──────── Data supplied

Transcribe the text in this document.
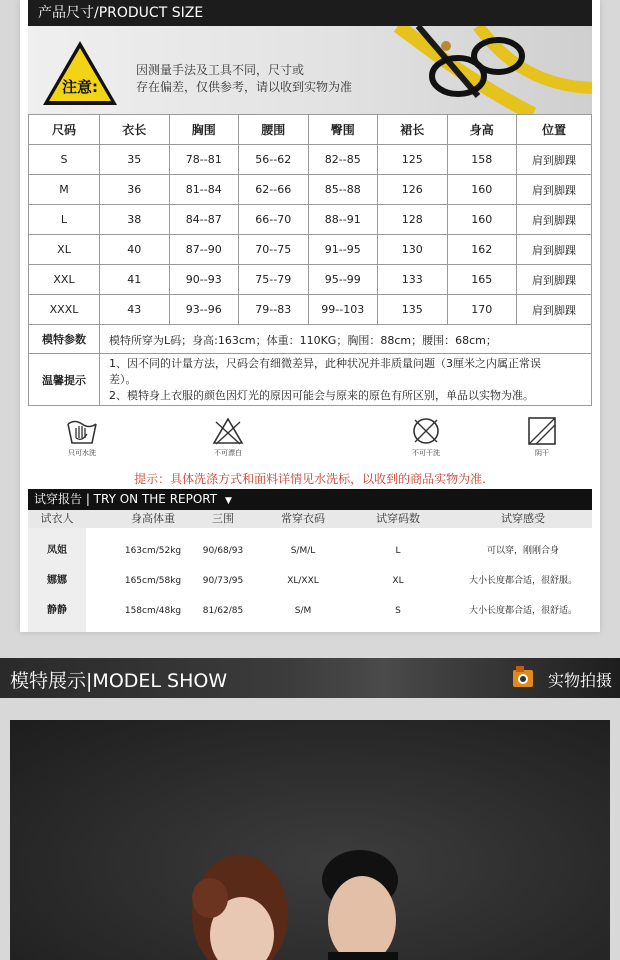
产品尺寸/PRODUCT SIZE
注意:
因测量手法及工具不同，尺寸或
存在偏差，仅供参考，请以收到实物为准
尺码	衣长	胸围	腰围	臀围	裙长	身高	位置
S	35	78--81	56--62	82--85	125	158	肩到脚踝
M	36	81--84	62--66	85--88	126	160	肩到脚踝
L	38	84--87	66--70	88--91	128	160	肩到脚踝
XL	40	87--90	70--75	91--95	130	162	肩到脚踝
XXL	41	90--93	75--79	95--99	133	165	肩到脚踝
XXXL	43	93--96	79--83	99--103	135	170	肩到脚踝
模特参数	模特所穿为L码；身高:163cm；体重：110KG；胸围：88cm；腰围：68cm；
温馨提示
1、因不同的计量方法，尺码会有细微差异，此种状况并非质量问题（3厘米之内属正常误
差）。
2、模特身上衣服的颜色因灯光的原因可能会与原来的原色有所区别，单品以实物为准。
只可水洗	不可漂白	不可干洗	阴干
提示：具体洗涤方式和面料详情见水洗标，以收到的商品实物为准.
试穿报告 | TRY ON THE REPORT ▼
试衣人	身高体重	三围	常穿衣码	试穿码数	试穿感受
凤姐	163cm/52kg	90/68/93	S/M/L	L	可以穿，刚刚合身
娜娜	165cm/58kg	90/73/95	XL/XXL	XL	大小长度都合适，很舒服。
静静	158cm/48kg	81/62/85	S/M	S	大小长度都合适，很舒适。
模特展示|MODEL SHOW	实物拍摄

────────────────
──────── Data supplied

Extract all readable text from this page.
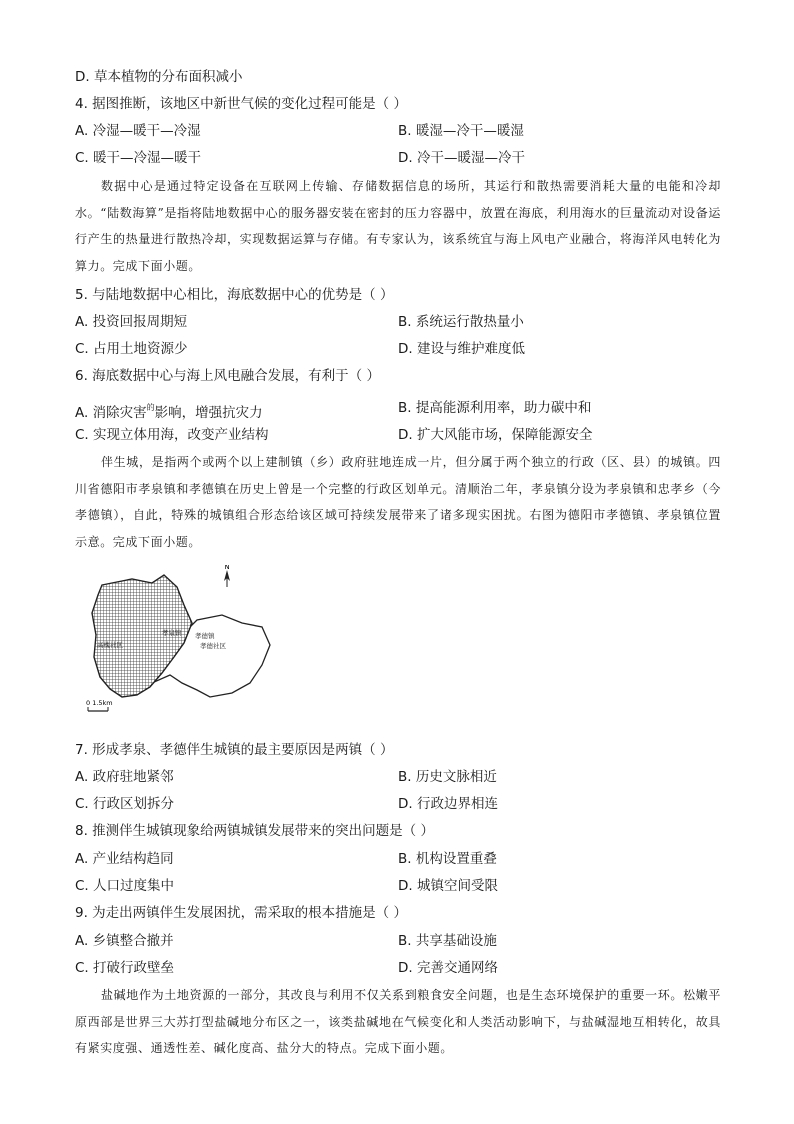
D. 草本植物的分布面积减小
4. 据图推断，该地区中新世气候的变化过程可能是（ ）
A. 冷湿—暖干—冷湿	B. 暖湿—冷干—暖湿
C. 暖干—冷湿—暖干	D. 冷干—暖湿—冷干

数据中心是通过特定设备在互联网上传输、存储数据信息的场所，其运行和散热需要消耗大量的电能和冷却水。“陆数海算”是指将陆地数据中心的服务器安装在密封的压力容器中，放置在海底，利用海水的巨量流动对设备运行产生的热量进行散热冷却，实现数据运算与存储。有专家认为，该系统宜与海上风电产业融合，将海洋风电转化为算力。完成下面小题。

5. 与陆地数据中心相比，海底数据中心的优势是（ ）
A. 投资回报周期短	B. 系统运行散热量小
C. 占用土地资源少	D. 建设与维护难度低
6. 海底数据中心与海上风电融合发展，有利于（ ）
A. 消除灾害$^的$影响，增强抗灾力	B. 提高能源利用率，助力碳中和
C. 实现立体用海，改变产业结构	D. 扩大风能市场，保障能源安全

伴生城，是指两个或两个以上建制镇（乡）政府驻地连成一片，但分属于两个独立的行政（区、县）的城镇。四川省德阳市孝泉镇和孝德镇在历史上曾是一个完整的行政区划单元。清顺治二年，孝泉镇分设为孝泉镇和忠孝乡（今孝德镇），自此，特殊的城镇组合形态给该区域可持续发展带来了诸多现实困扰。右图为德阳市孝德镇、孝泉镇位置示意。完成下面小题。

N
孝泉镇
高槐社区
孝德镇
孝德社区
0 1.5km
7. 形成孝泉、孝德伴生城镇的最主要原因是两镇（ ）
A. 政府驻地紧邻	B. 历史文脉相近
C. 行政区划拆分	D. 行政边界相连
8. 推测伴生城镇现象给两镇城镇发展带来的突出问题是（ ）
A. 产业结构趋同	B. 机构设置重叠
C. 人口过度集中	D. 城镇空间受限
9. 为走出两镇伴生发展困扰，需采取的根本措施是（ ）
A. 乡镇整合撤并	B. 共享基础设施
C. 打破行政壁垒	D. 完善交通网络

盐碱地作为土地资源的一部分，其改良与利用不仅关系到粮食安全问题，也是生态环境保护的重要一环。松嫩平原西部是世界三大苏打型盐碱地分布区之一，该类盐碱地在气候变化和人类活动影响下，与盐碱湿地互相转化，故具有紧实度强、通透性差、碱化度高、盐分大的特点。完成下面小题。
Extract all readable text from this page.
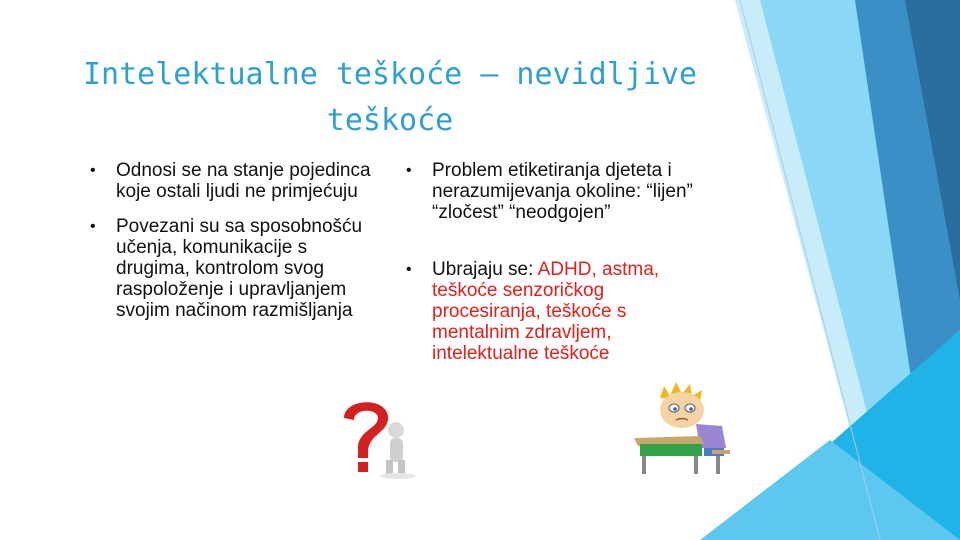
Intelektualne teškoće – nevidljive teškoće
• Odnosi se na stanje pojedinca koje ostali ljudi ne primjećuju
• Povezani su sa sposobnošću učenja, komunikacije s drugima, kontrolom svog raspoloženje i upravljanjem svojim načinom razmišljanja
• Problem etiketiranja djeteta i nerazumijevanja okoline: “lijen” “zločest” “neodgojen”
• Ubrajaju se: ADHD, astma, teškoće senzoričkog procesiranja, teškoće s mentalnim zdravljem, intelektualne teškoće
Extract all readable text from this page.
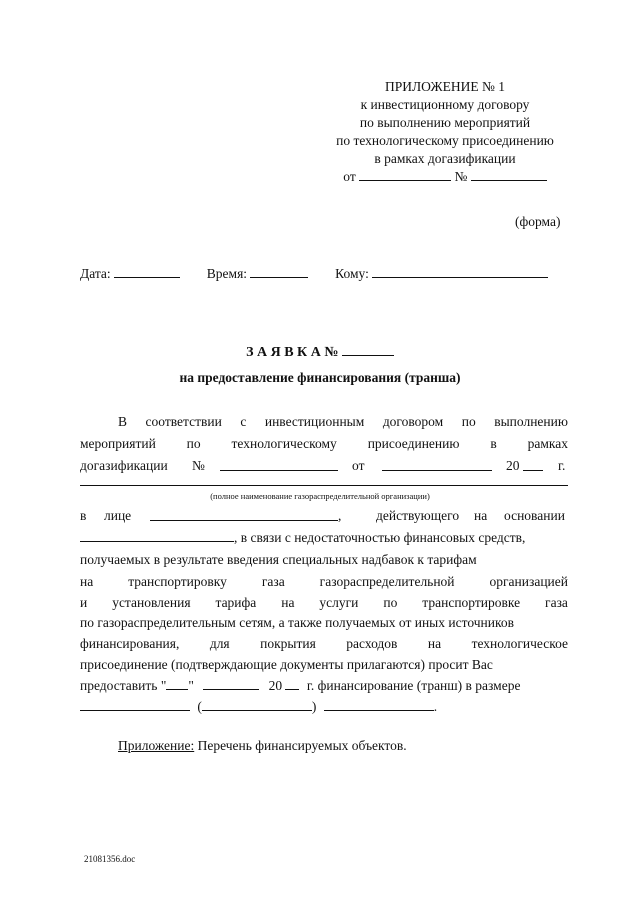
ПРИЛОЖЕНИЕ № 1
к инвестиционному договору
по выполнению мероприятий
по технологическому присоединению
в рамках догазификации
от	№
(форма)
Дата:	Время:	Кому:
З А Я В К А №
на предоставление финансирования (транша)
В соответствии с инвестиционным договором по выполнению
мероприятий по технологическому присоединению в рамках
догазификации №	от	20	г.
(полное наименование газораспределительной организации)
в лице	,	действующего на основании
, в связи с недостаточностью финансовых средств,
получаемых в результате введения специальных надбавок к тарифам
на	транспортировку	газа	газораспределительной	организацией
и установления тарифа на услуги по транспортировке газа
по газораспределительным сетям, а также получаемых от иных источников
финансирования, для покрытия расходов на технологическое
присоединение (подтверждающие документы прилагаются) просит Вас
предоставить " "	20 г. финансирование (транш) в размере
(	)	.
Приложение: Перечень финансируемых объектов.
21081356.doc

────────────────
──────── Data supplied

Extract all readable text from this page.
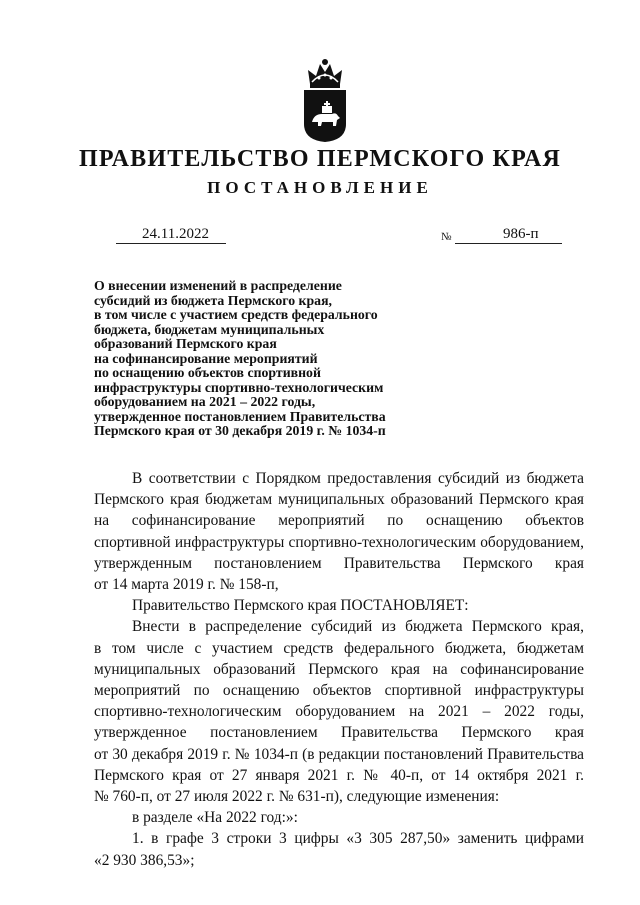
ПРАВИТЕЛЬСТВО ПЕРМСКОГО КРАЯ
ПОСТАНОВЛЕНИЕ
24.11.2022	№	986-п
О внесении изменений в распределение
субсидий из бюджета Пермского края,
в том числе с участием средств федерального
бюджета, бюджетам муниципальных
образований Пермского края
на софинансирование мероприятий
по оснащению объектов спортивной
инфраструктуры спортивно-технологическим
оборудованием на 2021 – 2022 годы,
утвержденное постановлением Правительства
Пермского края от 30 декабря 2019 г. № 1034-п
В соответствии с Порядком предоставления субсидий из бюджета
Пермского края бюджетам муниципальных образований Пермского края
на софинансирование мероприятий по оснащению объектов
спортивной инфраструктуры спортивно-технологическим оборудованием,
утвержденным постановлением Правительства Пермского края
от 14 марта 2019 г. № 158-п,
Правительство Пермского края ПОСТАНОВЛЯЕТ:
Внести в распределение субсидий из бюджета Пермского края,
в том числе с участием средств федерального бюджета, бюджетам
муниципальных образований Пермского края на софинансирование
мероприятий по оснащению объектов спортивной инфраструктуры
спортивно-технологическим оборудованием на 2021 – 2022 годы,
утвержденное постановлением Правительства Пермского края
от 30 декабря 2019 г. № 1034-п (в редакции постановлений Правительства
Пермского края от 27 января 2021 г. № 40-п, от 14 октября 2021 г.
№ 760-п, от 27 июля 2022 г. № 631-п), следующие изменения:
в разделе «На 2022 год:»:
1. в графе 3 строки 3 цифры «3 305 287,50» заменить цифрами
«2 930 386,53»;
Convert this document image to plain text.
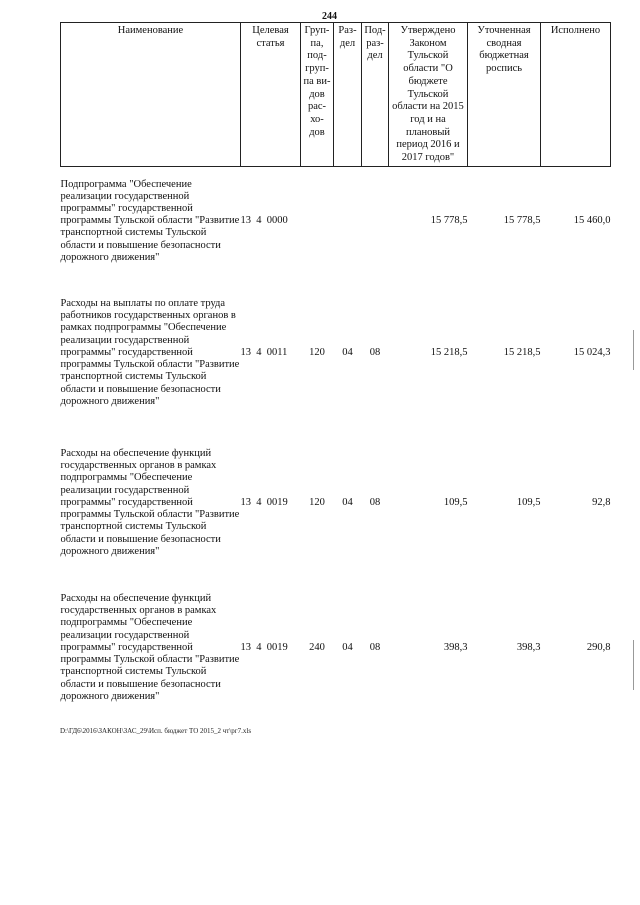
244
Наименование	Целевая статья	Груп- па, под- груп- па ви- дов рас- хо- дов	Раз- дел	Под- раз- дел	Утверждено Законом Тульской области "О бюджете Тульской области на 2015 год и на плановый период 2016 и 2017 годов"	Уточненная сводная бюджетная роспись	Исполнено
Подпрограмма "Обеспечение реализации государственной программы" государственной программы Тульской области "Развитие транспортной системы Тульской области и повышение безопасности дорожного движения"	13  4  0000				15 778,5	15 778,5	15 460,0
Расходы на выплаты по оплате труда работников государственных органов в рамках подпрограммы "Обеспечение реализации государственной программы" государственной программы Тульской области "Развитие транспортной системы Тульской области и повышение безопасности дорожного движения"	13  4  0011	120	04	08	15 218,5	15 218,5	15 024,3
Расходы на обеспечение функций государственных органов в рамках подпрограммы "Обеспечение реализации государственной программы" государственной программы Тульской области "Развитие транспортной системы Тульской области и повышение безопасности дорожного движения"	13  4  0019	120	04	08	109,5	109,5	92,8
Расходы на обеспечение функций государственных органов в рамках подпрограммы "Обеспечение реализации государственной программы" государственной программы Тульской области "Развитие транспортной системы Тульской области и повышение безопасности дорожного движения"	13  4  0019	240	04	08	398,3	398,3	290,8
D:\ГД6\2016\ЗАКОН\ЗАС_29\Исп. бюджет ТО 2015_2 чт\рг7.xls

────────────────

▶ **Instructions for the task**
Point out every line holding the string "муниципальных" and copy it.

▶ **Answer to the task**
бюджета, бюджетам муниципальных
Пермского края бюджетам муниципальных образований Пермского края
муниципальных образований Пермского края на софинансирование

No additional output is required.